● **YOUR OBJECTIVE**
Copy the data that follows exactly. Include no pictures.

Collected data
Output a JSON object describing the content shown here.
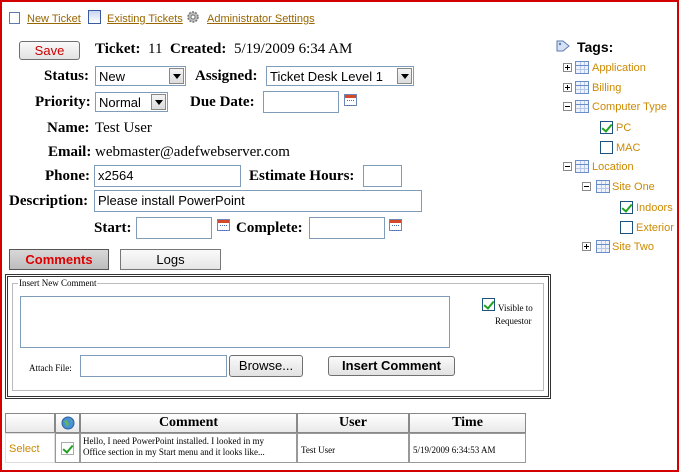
{
  "toolbar": {
    "new_ticket": "New Ticket",
    "existing_tickets": "Existing Tickets",
    "admin_settings": "Administrator Settings"
  },
  "ticket": {
    "save_label": "Save",
    "ticket_label": "Ticket:",
    "ticket_number": "11",
    "created_label": "Created:",
    "created_value": "5/19/2009 6:34 AM",
    "status_label": "Status:",
    "status_value": "New",
    "assigned_label": "Assigned:",
    "assigned_value": "Ticket Desk Level 1",
    "priority_label": "Priority:",
    "priority_value": "Normal",
    "due_date_label": "Due Date:",
    "due_date_value": "",
    "name_label": "Name:",
    "name_value": "Test User",
    "email_label": "Email:",
    "email_value": "webmaster@adefwebserver.com",
    "phone_label": "Phone:",
    "phone_value": "x2564",
    "estimate_label": "Estimate Hours:",
    "estimate_value": "",
    "description_label": "Description:",
    "description_value": "Please install PowerPoint",
    "start_label": "Start:",
    "start_value": "",
    "complete_label": "Complete:",
    "complete_value": ""
  },
  "tabs": {
    "comments": "Comments",
    "logs": "Logs",
    "active": "comments"
  },
  "comment_form": {
    "legend": "Insert New Comment",
    "comment_text": "",
    "visible_label_line1": "Visible to",
    "visible_label_line2": "Requestor",
    "visible_checked": true,
    "attach_label": "Attach File:",
    "attach_value": "",
    "browse_label": "Browse...",
    "insert_label": "Insert Comment"
  },
  "comments_table": {
    "headers": [
      "",
      "",
      "Comment",
      "User",
      "Time"
    ],
    "rows": [
      {
        "select": "Select",
        "visible": true,
        "comment_line1": "Hello, I need PowerPoint installed. I looked in my",
        "comment_line2": "Office section in my Start menu and it looks like...",
        "user": "Test User",
        "time": "5/19/2009 6:34:53 AM"
      }
    ]
  },
  "tags": {
    "title": "Tags:",
    "items": [
      {
        "label": "Application",
        "level": 0,
        "expander": "plus",
        "checkbox": false
      },
      {
        "label": "Billing",
        "level": 0,
        "expander": "plus",
        "checkbox": false
      },
      {
        "label": "Computer Type",
        "level": 0,
        "expander": "minus",
        "checkbox": false
      },
      {
        "label": "PC",
        "level": 1,
        "expander": "none",
        "checkbox": true,
        "checked": true
      },
      {
        "label": "MAC",
        "level": 1,
        "expander": "none",
        "checkbox": true,
        "checked": false
      },
      {
        "label": "Location",
        "level": 0,
        "expander": "minus",
        "checkbox": false
      },
      {
        "label": "Site One",
        "level": 1,
        "expander": "minus",
        "checkbox": false
      },
      {
        "label": "Indoors",
        "level": 2,
        "expander": "none",
        "checkbox": true,
        "checked": true
      },
      {
        "label": "Exterior",
        "level": 2,
        "expander": "none",
        "checkbox": true,
        "checked": false
      },
      {
        "label": "Site Two",
        "level": 1,
        "expander": "plus",
        "checkbox": false
      }
    ]
  },
  "colors": {
    "frame": "#d40000",
    "link": "#996600",
    "tag_link": "#cc8a00",
    "save_text": "#cc0000",
    "active_tab_text": "#dd0000"
  }
}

● **FULL RESPONSE**
Output a JSON object describing the content shown here.
{
  "toolbar": {
    "new_ticket": "New Ticket",
    "existing_tickets": "Existing Tickets",
    "admin_settings": "Administrator Settings"
  },
  "ticket": {
    "save_label": "Save",
    "ticket_label": "Ticket:",
    "ticket_number": "11",
    "created_label": "Created:",
    "created_value": "5/19/2009 6:34 AM",
    "status_label": "Status:",
    "status_value": "New",
    "assigned_label": "Assigned:",
    "assigned_value": "Ticket Desk Level 1",
    "priority_label": "Priority:",
    "priority_value": "Normal",
    "due_date_label": "Due Date:",
    "due_date_value": "",
    "name_label": "Name:",
    "name_value": "Test User",
    "email_label": "Email:",
    "email_value": "webmaster@adefwebserver.com",
    "phone_label": "Phone:",
    "phone_value": "x2564",
    "estimate_label": "Estimate Hours:",
    "estimate_value": "",
    "description_label": "Description:",
    "description_value": "Please install PowerPoint",
    "start_label": "Start:",
    "start_value": "",
    "complete_label": "Complete:",
    "complete_value": ""
  },
  "tabs": {
    "comments": "Comments",
    "logs": "Logs",
    "active": "comments"
  },
  "comment_form": {
    "legend": "Insert New Comment",
    "comment_text": "",
    "visible_label_line1": "Visible to",
    "visible_label_line2": "Requestor",
    "visible_checked": true,
    "attach_label": "Attach File:",
    "attach_value": "",
    "browse_label": "Browse...",
    "insert_label": "Insert Comment"
  },
  "comments_table": {
    "headers": [
      "",
      "",
      "Comment",
      "User",
      "Time"
    ],
    "rows": [
      {
        "select": "Select",
        "visible": true,
        "comment_line1": "Hello, I need PowerPoint installed. I looked in my",
        "comment_line2": "Office section in my Start menu and it looks like...",
        "user": "Test User",
        "time": "5/19/2009 6:34:53 AM"
      }
    ]
  },
  "tags": {
    "title": "Tags:",
    "items": [
      {
        "label": "Application",
        "level": 0,
        "expander": "plus",
        "checkbox": false
      },
      {
        "label": "Billing",
        "level": 0,
        "expander": "plus",
        "checkbox": false
      },
      {
        "label": "Computer Type",
        "level": 0,
        "expander": "minus",
        "checkbox": false
      },
      {
        "label": "PC",
        "level": 1,
        "expander": "none",
        "checkbox": true,
        "checked": true
      },
      {
        "label": "MAC",
        "level": 1,
        "expander": "none",
        "checkbox": true,
        "checked": false
      },
      {
        "label": "Location",
        "level": 0,
        "expander": "minus",
        "checkbox": false
      },
      {
        "label": "Site One",
        "level": 1,
        "expander": "minus",
        "checkbox": false
      },
      {
        "label": "Indoors",
        "level": 2,
        "expander": "none",
        "checkbox": true,
        "checked": true
      },
      {
        "label": "Exterior",
        "level": 2,
        "expander": "none",
        "checkbox": true,
        "checked": false
      },
      {
        "label": "Site Two",
        "level": 1,
        "expander": "plus",
        "checkbox": false
      }
    ]
  },
  "colors": {
    "frame": "#d40000",
    "link": "#996600",
    "tag_link": "#cc8a00",
    "save_text": "#cc0000",
    "active_tab_text": "#dd0000"
  }
}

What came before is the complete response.